Your instructions
Reproduce each line of the data below word for word, with no alteration.

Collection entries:
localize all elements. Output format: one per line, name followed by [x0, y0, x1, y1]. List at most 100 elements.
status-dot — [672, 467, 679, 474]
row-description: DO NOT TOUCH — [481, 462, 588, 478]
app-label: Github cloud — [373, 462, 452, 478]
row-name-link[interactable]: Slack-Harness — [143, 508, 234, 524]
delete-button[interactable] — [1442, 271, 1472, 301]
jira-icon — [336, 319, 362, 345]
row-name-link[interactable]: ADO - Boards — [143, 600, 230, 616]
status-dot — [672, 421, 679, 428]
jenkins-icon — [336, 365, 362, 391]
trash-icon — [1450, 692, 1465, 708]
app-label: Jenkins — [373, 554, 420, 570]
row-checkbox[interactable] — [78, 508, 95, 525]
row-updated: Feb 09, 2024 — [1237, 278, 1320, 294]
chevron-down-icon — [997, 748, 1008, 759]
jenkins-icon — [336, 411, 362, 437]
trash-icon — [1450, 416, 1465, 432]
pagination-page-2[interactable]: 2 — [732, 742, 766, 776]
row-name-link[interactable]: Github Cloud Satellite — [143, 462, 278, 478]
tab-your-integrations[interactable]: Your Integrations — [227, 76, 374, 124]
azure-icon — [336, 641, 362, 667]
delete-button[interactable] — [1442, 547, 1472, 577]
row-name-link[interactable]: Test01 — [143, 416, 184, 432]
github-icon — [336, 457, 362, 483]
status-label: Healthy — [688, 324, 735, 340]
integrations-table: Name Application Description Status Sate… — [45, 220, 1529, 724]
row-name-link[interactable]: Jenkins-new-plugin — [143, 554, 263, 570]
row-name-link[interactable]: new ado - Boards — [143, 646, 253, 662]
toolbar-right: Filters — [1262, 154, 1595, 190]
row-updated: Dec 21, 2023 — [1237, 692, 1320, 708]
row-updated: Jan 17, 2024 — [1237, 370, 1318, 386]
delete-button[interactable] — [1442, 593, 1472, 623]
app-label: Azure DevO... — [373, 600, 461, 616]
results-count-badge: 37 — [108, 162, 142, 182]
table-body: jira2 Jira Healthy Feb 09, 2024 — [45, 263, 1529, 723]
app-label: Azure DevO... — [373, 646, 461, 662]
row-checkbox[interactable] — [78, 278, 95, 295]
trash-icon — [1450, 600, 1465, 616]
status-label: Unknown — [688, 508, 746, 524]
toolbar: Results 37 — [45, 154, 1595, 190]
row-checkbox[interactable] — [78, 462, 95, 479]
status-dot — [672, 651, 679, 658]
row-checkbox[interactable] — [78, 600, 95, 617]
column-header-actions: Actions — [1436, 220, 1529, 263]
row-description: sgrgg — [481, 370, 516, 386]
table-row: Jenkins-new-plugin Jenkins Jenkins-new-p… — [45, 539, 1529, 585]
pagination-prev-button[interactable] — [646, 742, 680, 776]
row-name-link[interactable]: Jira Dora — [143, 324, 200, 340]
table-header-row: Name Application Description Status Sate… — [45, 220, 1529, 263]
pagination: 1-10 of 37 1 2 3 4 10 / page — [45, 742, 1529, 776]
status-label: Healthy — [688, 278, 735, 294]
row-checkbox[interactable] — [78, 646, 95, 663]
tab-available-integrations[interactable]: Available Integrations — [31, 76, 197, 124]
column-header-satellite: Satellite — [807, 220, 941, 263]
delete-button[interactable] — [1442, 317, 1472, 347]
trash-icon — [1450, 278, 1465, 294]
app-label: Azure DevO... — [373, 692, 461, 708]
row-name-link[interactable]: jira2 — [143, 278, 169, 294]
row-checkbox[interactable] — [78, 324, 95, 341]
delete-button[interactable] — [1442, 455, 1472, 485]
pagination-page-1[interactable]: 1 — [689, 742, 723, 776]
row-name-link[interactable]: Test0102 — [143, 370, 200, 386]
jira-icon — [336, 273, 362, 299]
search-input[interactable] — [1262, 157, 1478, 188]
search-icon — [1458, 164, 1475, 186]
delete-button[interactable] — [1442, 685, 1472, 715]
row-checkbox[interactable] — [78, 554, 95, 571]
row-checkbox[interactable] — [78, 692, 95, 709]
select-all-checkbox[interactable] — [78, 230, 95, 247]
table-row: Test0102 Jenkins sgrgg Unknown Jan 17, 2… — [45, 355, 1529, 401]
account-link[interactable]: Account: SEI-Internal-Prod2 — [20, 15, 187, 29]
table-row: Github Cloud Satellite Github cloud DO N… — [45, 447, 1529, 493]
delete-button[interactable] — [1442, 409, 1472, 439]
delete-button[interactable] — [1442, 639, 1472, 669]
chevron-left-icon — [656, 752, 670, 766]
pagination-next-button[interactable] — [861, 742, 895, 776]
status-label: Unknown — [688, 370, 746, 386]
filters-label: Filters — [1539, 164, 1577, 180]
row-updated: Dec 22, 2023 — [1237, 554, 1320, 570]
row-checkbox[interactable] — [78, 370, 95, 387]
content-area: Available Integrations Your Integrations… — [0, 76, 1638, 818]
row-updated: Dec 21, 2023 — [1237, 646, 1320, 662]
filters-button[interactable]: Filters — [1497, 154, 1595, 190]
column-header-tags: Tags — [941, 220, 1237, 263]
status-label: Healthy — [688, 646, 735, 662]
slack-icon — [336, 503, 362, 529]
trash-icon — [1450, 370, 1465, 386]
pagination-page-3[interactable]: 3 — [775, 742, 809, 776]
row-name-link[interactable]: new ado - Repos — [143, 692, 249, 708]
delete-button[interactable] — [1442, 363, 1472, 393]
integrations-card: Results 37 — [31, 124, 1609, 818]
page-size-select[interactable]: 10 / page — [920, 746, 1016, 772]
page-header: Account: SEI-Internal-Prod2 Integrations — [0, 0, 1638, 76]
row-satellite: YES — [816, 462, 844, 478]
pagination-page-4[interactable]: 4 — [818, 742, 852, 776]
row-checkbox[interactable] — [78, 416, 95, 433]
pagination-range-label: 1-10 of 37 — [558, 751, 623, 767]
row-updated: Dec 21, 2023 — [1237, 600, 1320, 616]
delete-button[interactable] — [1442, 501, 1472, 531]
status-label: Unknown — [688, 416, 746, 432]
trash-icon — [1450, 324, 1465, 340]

Written answer
localize all elements. Output format: one per line, name followed by [x0, y0, x1, y1]. List at most 100 elements.
status-dot — [672, 467, 679, 474]
row-description: DO NOT TOUCH — [481, 462, 588, 478]
app-label: Github cloud — [373, 462, 452, 478]
row-name-link[interactable]: Slack-Harness — [143, 508, 234, 524]
delete-button[interactable] — [1442, 271, 1472, 301]
jira-icon — [336, 319, 362, 345]
row-name-link[interactable]: ADO - Boards — [143, 600, 230, 616]
status-dot — [672, 421, 679, 428]
jenkins-icon — [336, 365, 362, 391]
trash-icon — [1450, 692, 1465, 708]
app-label: Jenkins — [373, 554, 420, 570]
row-checkbox[interactable] — [78, 508, 95, 525]
row-updated: Feb 09, 2024 — [1237, 278, 1320, 294]
chevron-down-icon — [997, 748, 1008, 759]
jenkins-icon — [336, 411, 362, 437]
trash-icon — [1450, 416, 1465, 432]
pagination-page-2[interactable]: 2 — [732, 742, 766, 776]
row-name-link[interactable]: Github Cloud Satellite — [143, 462, 278, 478]
tab-your-integrations[interactable]: Your Integrations — [227, 76, 374, 124]
azure-icon — [336, 641, 362, 667]
delete-button[interactable] — [1442, 547, 1472, 577]
row-name-link[interactable]: Test01 — [143, 416, 184, 432]
github-icon — [336, 457, 362, 483]
status-label: Healthy — [688, 324, 735, 340]
integrations-table: Name Application Description Status Sate… — [45, 220, 1529, 724]
row-name-link[interactable]: Jenkins-new-plugin — [143, 554, 263, 570]
row-name-link[interactable]: new ado - Boards — [143, 646, 253, 662]
toolbar-right: Filters — [1262, 154, 1595, 190]
row-updated: Dec 21, 2023 — [1237, 692, 1320, 708]
row-updated: Jan 17, 2024 — [1237, 370, 1318, 386]
delete-button[interactable] — [1442, 593, 1472, 623]
app-label: Azure DevO... — [373, 600, 461, 616]
results-count-badge: 37 — [108, 162, 142, 182]
table-body: jira2 Jira Healthy Feb 09, 2024 — [45, 263, 1529, 723]
app-label: Azure DevO... — [373, 646, 461, 662]
row-checkbox[interactable] — [78, 278, 95, 295]
trash-icon — [1450, 600, 1465, 616]
status-label: Unknown — [688, 508, 746, 524]
toolbar: Results 37 — [45, 154, 1595, 190]
row-checkbox[interactable] — [78, 462, 95, 479]
status-dot — [672, 651, 679, 658]
row-checkbox[interactable] — [78, 600, 95, 617]
column-header-actions: Actions — [1436, 220, 1529, 263]
row-description: sgrgg — [481, 370, 516, 386]
table-row: Jenkins-new-plugin Jenkins Jenkins-new-p… — [45, 539, 1529, 585]
pagination-prev-button[interactable] — [646, 742, 680, 776]
row-name-link[interactable]: Jira Dora — [143, 324, 200, 340]
table-header-row: Name Application Description Status Sate… — [45, 220, 1529, 263]
pagination: 1-10 of 37 1 2 3 4 10 / page — [45, 742, 1529, 776]
status-label: Healthy — [688, 278, 735, 294]
row-checkbox[interactable] — [78, 646, 95, 663]
tab-available-integrations[interactable]: Available Integrations — [31, 76, 197, 124]
column-header-satellite: Satellite — [807, 220, 941, 263]
delete-button[interactable] — [1442, 317, 1472, 347]
trash-icon — [1450, 278, 1465, 294]
app-label: Azure DevO... — [373, 692, 461, 708]
row-name-link[interactable]: jira2 — [143, 278, 169, 294]
row-checkbox[interactable] — [78, 324, 95, 341]
delete-button[interactable] — [1442, 455, 1472, 485]
pagination-page-1[interactable]: 1 — [689, 742, 723, 776]
row-name-link[interactable]: Test0102 — [143, 370, 200, 386]
jira-icon — [336, 273, 362, 299]
search-input[interactable] — [1262, 157, 1478, 188]
search-icon — [1458, 164, 1475, 186]
delete-button[interactable] — [1442, 685, 1472, 715]
row-checkbox[interactable] — [78, 554, 95, 571]
row-checkbox[interactable] — [78, 692, 95, 709]
select-all-checkbox[interactable] — [78, 230, 95, 247]
table-row: Test0102 Jenkins sgrgg Unknown Jan 17, 2… — [45, 355, 1529, 401]
account-link[interactable]: Account: SEI-Internal-Prod2 — [20, 15, 187, 29]
table-row: Github Cloud Satellite Github cloud DO N… — [45, 447, 1529, 493]
delete-button[interactable] — [1442, 409, 1472, 439]
delete-button[interactable] — [1442, 639, 1472, 669]
chevron-left-icon — [656, 752, 670, 766]
pagination-next-button[interactable] — [861, 742, 895, 776]
status-label: Unknown — [688, 370, 746, 386]
filters-label: Filters — [1539, 164, 1577, 180]
row-updated: Dec 22, 2023 — [1237, 554, 1320, 570]
row-checkbox[interactable] — [78, 370, 95, 387]
content-area: Available Integrations Your Integrations… — [0, 76, 1638, 818]
row-updated: Dec 21, 2023 — [1237, 646, 1320, 662]
filters-button[interactable]: Filters — [1497, 154, 1595, 190]
column-header-tags: Tags — [941, 220, 1237, 263]
status-label: Healthy — [688, 646, 735, 662]
slack-icon — [336, 503, 362, 529]
trash-icon — [1450, 370, 1465, 386]
pagination-page-3[interactable]: 3 — [775, 742, 809, 776]
row-name-link[interactable]: new ado - Repos — [143, 692, 249, 708]
delete-button[interactable] — [1442, 363, 1472, 393]
integrations-card: Results 37 — [31, 124, 1609, 818]
page-size-select[interactable]: 10 / page — [920, 746, 1016, 772]
page-header: Account: SEI-Internal-Prod2 Integrations — [0, 0, 1638, 76]
row-satellite: YES — [816, 462, 844, 478]
pagination-page-4[interactable]: 4 — [818, 742, 852, 776]
row-checkbox[interactable] — [78, 416, 95, 433]
pagination-range-label: 1-10 of 37 — [558, 751, 623, 767]
row-updated: Dec 21, 2023 — [1237, 600, 1320, 616]
delete-button[interactable] — [1442, 501, 1472, 531]
status-label: Unknown — [688, 416, 746, 432]
trash-icon — [1450, 324, 1465, 340]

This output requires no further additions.